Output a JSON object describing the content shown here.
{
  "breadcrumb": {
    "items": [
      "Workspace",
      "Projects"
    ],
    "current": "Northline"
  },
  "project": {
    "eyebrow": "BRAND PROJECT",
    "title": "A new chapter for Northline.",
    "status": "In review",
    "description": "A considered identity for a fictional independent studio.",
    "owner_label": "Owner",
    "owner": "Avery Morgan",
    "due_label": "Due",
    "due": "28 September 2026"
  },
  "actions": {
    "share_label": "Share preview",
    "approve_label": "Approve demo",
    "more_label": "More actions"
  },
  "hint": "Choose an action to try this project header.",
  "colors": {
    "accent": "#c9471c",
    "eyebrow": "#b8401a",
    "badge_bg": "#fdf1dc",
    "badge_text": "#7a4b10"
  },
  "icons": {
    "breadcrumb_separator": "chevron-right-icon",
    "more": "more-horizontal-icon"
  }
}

────────

Challenge.
What is the number of lines in the listing that contain the string "eyebrow"? Reply with that number alone.

Solution for this exercise.
2